> Page text:
----

To make pedaling around the city even easier, the Nashville GreenBikes program provides loaner bikes at no cost through a bike share program. GreenBikes are available at Riverfront Station, McCabe Community Center, Shelby Bottoms Nature Center and Watkins Park Community Center, all along the Music City Bikeway.

Dean also unveiled a new educational campaign called Moving in Harmony, which aims to increase safety for all users of the road. The advertising and marketing campaign addresses ways for motorists to drive safely on Nashville streets when sharing space with pedestrians and cyclists. Additionally, the campaign educates cyclists and pedestrians on adhering to road rules that ensure their own safety. More information is available at www.nashvitality.org/movinginharmony.

Joining Dean on the bike ride were Keith Rawls, coordinator for Nashville’s GreenBikes bike share program, members of the Nashville Bicycle and Pedestrian Advisory Committee and various Metro employees. The group planned to ride an approximately 13-mile stretch from Riverfront Station to Percy Warner Park. Go to www.nashville.gov/bikeways for an interactive map and turn-by-turn directions of the Music City Bikeway.

The Music City Bikeway was developed through a successful collaboration between Metro Public Works, Metro Parks, the Nashville Bicycle and Pedestrian Advisory Committee and Walk/Bike Nashville. A portion was funded through the American Recovery and Reinvestment Act.Nashville currently has about 100 miles of bikeways. There are another 20 bikeway projects in various stages of development planned.

Fact Sheet

Music City Bikeway

The Music City Bikeway is a continuous 26-mile route linking Percy Priest Dam in eastern
Davidson County and Percy Warner Park in west Nashville. It was unveiled today by Mayor
Karl Dean, who was joined by community members and rode an approximately 13-mile stretch
from Riverfront Station to Percy Warner Park.

  • The Music City Bikeway includes four greenways and attractions including the
    Cumberland River, Bicentennial Mall, the Nashville Farmers’ Market, LP Field
    and Fort Nashboro.
  • It also includes shared lanes and bike lanes on several roads, such as sections of
    Charlotte Avenue and Post Road.
  • The route is designated by special green Music City Bikeway signs to direct users.
  • It includes eight miles of on-road bike lanes, four miles of signed shared
    roadways and 14 miles of greenway trails at Richland Creek, Cumberland River
    (downtown), Shelby Bottoms and the Stones River Greenway.

----

> Dataset excerpts:
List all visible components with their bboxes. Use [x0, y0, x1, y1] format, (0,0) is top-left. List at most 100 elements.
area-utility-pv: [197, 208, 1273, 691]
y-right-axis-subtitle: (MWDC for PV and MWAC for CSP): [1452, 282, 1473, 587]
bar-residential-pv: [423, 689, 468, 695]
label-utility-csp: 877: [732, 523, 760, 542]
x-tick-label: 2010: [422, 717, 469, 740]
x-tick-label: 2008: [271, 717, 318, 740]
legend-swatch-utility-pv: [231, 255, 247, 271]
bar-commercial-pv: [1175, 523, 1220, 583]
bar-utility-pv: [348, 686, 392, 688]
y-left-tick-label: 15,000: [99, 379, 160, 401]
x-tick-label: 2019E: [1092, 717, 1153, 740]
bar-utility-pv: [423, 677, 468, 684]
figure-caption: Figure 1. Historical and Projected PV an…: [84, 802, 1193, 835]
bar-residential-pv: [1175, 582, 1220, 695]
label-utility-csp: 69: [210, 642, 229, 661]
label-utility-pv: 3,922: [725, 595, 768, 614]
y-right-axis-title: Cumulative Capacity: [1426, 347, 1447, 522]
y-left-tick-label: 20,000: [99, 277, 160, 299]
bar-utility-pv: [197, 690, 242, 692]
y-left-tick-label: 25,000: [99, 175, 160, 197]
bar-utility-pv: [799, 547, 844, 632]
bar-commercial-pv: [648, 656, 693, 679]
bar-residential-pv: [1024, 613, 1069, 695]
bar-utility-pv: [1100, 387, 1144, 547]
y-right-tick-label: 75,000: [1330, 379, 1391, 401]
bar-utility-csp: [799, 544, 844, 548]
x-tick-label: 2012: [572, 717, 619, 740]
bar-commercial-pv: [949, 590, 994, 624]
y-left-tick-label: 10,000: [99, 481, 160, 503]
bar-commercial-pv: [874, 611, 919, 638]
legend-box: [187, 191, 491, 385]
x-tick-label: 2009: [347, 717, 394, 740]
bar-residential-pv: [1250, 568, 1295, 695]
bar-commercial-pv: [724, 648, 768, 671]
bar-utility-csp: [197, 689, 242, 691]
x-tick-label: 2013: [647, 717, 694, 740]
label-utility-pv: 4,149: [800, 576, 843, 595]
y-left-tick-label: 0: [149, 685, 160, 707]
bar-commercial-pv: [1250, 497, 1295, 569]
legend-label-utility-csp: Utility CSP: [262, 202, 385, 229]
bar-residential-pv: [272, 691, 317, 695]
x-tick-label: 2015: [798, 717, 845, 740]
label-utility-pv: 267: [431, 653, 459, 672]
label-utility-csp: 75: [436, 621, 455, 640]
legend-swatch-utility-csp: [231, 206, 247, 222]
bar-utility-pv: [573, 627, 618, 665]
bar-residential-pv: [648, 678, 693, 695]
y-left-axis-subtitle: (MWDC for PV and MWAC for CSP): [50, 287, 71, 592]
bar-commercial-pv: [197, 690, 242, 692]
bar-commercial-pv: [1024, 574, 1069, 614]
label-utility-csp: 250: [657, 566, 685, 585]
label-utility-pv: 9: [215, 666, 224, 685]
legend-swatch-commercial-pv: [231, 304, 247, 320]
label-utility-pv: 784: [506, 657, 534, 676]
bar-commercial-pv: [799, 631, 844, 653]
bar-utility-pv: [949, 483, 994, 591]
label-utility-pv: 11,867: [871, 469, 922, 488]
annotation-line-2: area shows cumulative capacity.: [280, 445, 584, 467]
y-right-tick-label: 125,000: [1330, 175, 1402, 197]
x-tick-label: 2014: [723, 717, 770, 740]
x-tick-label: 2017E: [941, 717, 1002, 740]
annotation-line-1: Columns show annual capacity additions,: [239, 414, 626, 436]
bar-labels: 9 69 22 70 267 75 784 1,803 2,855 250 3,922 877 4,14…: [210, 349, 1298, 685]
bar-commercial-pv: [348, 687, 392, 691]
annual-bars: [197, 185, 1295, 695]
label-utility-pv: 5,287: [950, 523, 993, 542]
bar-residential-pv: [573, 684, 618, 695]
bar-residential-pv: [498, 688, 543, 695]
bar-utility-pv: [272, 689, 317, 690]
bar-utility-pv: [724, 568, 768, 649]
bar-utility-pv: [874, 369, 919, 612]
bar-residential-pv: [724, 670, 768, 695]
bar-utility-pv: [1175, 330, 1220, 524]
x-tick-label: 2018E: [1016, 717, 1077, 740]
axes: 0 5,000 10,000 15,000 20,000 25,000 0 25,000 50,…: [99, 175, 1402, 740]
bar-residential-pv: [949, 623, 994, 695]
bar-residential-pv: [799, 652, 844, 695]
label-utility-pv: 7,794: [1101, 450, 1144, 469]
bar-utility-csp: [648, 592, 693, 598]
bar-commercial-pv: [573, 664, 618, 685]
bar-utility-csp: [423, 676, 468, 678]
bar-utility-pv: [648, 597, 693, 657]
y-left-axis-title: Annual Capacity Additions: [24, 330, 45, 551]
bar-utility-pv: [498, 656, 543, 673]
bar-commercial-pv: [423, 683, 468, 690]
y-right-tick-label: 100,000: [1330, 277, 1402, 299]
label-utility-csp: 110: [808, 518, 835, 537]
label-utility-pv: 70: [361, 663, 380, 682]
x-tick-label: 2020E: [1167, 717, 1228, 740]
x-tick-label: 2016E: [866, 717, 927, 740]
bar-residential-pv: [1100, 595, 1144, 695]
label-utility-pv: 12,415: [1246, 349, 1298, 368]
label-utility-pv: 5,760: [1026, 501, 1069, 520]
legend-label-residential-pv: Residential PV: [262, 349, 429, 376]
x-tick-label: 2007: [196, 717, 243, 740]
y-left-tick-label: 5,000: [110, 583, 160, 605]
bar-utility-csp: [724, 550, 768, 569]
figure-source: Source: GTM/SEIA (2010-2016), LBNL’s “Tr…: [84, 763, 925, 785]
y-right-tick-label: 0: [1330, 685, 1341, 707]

----

> Exercise brief: From the Music City Bikeway text, translate this sentence into Spanish: "The route is designated by special green Music City Bikeway signs to direct users." This material has nothing to do with the text.

> Result of the task: La ruta está señalizada con letreros verdes especiales de Music City Bikeway para orientar a los usuarios.